* **DIRECTIVE**
Extract every line of the material that holds the string "image".

(Collected data entries)

····················

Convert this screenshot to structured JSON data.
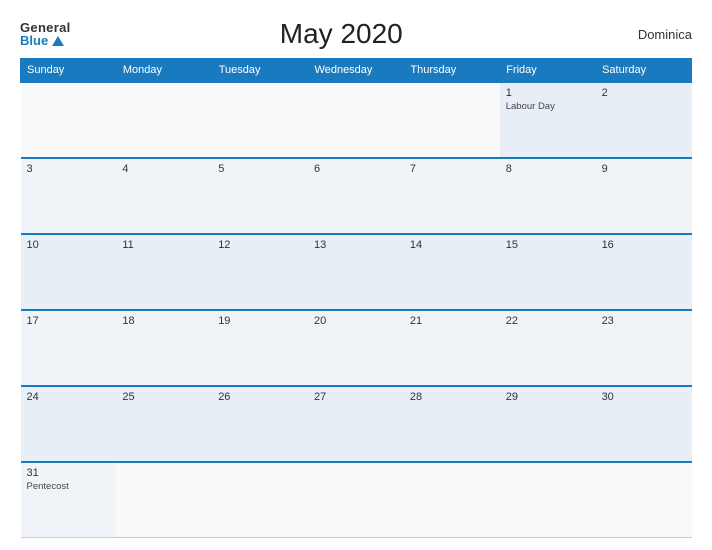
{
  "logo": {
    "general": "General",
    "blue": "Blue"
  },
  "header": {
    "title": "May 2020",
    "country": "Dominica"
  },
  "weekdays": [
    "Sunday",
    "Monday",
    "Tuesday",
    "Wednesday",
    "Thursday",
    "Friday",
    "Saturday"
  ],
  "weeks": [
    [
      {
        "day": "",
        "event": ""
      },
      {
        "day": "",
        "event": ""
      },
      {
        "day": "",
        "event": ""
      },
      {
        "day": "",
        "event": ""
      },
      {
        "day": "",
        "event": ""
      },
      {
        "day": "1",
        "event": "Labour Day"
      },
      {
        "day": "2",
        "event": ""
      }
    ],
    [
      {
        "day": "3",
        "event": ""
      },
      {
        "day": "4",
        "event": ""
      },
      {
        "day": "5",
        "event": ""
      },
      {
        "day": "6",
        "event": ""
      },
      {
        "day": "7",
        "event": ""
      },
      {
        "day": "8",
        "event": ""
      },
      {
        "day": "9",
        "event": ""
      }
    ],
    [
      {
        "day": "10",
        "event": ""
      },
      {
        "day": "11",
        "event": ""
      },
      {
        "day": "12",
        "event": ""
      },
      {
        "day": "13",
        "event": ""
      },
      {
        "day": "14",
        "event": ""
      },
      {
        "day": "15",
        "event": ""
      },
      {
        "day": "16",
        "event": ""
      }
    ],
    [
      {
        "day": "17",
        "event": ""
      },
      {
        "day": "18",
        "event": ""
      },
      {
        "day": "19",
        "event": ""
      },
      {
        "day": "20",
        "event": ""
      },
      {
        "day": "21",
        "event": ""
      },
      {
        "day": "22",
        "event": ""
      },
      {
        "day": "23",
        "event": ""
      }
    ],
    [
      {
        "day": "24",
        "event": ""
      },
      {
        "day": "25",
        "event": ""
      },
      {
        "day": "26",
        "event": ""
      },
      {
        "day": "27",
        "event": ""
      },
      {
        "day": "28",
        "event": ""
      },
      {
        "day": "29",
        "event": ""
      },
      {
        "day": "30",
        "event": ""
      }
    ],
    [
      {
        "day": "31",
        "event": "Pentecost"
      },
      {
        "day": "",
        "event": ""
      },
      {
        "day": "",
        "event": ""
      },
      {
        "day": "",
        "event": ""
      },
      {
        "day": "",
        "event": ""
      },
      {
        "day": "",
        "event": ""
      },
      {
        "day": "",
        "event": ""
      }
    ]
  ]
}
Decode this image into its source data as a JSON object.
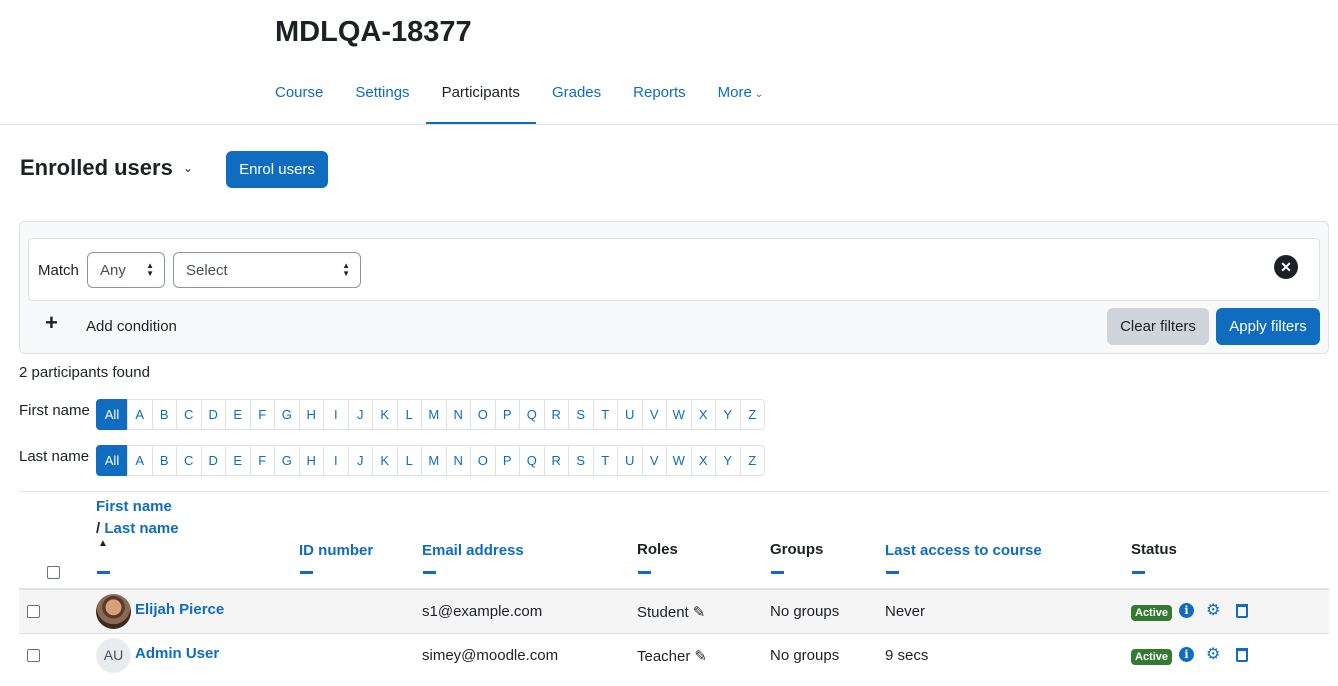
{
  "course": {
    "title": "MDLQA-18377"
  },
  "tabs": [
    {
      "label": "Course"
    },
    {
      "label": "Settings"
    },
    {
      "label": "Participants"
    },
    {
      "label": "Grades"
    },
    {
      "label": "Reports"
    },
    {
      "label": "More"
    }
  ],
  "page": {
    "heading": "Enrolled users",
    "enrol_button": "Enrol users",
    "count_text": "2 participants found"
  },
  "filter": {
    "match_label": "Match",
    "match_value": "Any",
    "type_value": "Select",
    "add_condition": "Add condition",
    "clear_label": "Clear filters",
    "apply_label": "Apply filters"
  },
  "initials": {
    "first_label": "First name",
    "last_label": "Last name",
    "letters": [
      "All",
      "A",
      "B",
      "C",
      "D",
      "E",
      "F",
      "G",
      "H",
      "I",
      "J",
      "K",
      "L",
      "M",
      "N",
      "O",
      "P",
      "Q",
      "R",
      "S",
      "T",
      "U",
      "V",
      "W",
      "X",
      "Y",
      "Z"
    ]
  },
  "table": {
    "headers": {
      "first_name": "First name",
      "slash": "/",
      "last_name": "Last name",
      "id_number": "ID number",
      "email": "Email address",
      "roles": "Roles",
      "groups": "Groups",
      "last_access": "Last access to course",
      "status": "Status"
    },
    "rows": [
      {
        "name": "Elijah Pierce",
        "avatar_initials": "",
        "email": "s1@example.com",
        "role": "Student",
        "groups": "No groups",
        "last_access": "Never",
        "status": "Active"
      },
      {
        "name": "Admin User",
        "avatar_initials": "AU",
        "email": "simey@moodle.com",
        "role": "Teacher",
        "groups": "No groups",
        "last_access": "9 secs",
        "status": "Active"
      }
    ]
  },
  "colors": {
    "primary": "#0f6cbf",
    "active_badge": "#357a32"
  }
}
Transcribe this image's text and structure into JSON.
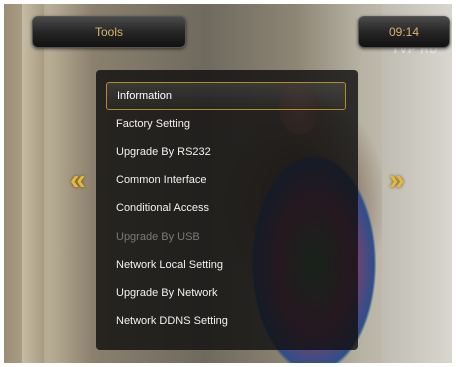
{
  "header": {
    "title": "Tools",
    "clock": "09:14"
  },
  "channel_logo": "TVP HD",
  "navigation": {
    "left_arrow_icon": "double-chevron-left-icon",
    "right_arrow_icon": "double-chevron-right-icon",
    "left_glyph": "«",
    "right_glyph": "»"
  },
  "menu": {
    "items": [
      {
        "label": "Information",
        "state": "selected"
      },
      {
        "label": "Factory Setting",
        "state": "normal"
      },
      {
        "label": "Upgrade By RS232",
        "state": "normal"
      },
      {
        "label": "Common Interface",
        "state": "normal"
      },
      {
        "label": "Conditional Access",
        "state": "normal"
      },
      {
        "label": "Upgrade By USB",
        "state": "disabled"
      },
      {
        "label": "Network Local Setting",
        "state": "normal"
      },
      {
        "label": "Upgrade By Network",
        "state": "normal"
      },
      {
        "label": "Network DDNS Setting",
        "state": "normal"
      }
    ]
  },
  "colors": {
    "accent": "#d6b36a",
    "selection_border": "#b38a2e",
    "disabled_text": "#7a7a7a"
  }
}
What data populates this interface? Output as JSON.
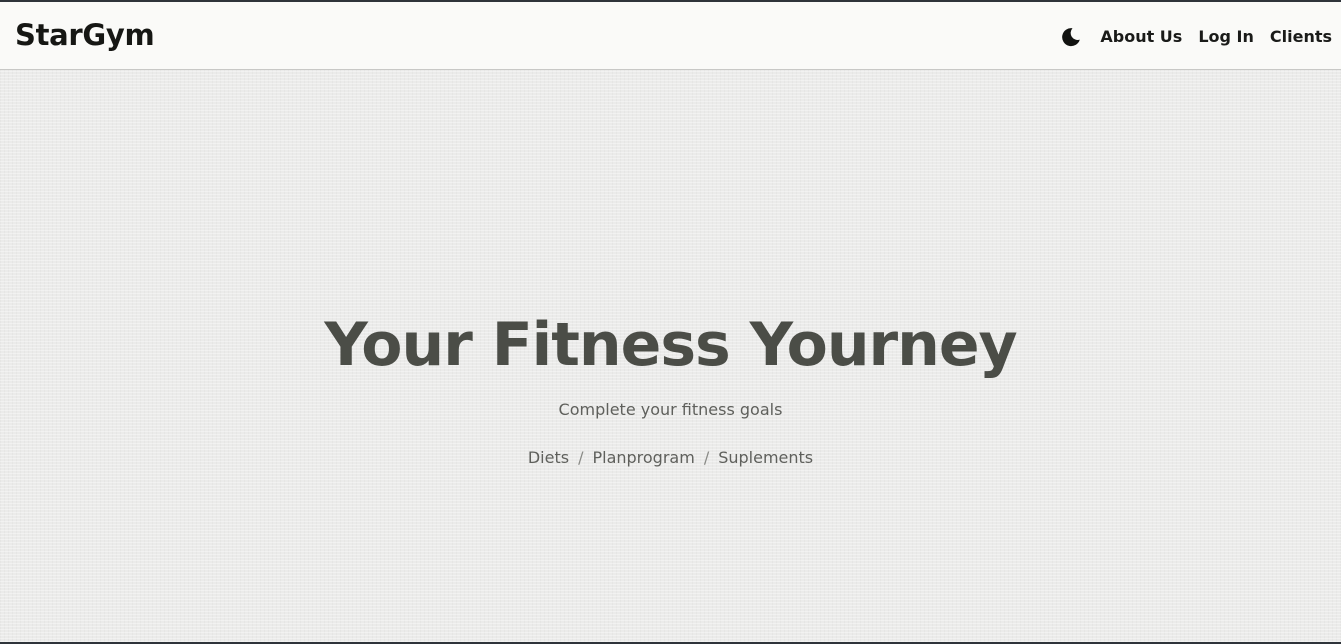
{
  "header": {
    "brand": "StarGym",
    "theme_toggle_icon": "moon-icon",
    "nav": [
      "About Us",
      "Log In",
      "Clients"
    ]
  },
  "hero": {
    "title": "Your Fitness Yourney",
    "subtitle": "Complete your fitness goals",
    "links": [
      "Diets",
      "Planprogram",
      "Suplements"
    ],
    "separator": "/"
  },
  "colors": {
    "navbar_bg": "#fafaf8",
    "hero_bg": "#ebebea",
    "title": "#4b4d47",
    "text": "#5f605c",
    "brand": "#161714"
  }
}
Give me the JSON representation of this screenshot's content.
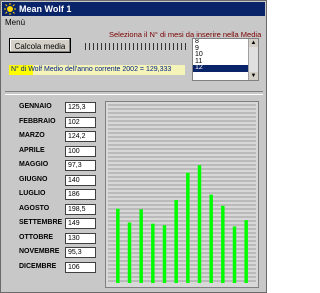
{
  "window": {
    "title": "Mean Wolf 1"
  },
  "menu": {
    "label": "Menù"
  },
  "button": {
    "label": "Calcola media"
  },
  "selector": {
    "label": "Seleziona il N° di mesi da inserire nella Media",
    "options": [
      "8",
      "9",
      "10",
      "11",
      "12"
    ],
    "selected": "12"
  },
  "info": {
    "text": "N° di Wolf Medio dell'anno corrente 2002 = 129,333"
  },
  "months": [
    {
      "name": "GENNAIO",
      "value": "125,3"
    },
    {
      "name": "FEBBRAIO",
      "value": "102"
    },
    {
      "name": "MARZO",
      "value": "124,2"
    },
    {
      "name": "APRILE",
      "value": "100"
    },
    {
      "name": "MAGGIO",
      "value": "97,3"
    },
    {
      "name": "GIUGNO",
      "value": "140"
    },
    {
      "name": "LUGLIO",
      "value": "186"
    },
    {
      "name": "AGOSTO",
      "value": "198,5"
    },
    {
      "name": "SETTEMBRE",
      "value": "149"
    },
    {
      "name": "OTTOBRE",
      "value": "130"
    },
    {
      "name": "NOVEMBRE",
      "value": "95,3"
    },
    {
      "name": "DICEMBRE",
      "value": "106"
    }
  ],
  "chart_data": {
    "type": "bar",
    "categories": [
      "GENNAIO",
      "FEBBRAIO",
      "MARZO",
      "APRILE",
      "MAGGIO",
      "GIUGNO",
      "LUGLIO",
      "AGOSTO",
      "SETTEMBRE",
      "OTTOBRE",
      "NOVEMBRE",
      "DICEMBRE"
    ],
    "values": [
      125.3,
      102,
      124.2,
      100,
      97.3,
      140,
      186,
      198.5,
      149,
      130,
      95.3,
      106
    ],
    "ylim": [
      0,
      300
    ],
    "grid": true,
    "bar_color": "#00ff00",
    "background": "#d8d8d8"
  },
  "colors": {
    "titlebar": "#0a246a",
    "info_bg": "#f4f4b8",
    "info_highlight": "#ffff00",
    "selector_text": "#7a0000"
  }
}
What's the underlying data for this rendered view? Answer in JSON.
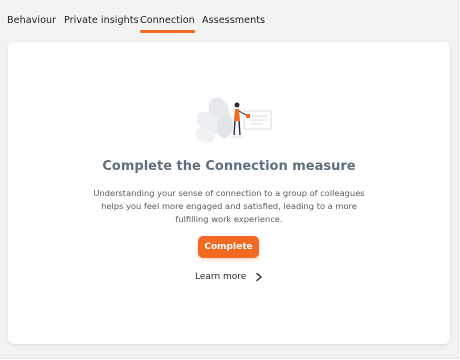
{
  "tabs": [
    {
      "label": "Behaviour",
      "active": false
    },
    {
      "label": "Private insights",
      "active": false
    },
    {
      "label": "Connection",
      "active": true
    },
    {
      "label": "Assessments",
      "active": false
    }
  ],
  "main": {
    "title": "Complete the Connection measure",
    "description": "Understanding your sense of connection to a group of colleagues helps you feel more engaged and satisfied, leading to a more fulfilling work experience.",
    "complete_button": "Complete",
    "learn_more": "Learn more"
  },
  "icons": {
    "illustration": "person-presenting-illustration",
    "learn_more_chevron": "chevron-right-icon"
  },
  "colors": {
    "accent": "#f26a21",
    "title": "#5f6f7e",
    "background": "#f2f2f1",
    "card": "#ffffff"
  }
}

····················

* **ANSWER TO THE TASK**
Decode this image into its source data as a JSON object.
Transcribe this image's text and structure into JSON.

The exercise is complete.